** Stated task **
Retype every entry exactly, character for character.

** Exercise input **

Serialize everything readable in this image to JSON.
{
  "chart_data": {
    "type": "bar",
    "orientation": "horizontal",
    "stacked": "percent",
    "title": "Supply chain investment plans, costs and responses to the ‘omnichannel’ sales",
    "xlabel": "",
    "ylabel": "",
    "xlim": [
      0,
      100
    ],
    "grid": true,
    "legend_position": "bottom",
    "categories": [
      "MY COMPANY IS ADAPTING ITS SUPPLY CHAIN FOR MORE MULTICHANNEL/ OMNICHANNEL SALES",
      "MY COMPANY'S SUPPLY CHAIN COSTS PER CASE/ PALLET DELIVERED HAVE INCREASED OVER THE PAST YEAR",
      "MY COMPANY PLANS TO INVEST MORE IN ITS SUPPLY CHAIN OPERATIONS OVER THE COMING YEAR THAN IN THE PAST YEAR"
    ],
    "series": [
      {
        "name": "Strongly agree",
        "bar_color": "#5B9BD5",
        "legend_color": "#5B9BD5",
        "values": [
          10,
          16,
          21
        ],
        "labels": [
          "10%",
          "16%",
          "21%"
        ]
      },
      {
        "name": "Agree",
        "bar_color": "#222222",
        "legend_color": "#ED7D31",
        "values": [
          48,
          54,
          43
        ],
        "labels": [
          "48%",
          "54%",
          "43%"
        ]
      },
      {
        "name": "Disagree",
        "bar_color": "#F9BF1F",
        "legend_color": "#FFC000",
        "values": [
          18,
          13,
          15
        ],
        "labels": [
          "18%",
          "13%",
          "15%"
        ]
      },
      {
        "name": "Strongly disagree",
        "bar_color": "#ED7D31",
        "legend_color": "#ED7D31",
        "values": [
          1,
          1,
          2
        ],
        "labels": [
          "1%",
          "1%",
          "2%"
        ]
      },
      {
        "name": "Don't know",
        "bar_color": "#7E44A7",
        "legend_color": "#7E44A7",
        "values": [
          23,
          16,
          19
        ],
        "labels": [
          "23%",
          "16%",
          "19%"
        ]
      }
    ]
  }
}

** Final result **
Serialize everything readable in this image to JSON.
{
  "chart_data": {
    "type": "bar",
    "orientation": "horizontal",
    "stacked": "percent",
    "title": "Supply chain investment plans, costs and responses to the ‘omnichannel’ sales",
    "xlabel": "",
    "ylabel": "",
    "xlim": [
      0,
      100
    ],
    "grid": true,
    "legend_position": "bottom",
    "categories": [
      "MY COMPANY IS ADAPTING ITS SUPPLY CHAIN FOR MORE MULTICHANNEL/ OMNICHANNEL SALES",
      "MY COMPANY'S SUPPLY CHAIN COSTS PER CASE/ PALLET DELIVERED HAVE INCREASED OVER THE PAST YEAR",
      "MY COMPANY PLANS TO INVEST MORE IN ITS SUPPLY CHAIN OPERATIONS OVER THE COMING YEAR THAN IN THE PAST YEAR"
    ],
    "series": [
      {
        "name": "Strongly agree",
        "bar_color": "#5B9BD5",
        "legend_color": "#5B9BD5",
        "values": [
          10,
          16,
          21
        ],
        "labels": [
          "10%",
          "16%",
          "21%"
        ]
      },
      {
        "name": "Agree",
        "bar_color": "#222222",
        "legend_color": "#ED7D31",
        "values": [
          48,
          54,
          43
        ],
        "labels": [
          "48%",
          "54%",
          "43%"
        ]
      },
      {
        "name": "Disagree",
        "bar_color": "#F9BF1F",
        "legend_color": "#FFC000",
        "values": [
          18,
          13,
          15
        ],
        "labels": [
          "18%",
          "13%",
          "15%"
        ]
      },
      {
        "name": "Strongly disagree",
        "bar_color": "#ED7D31",
        "legend_color": "#ED7D31",
        "values": [
          1,
          1,
          2
        ],
        "labels": [
          "1%",
          "1%",
          "2%"
        ]
      },
      {
        "name": "Don't know",
        "bar_color": "#7E44A7",
        "legend_color": "#7E44A7",
        "values": [
          23,
          16,
          19
        ],
        "labels": [
          "23%",
          "16%",
          "19%"
        ]
      }
    ]
  }
}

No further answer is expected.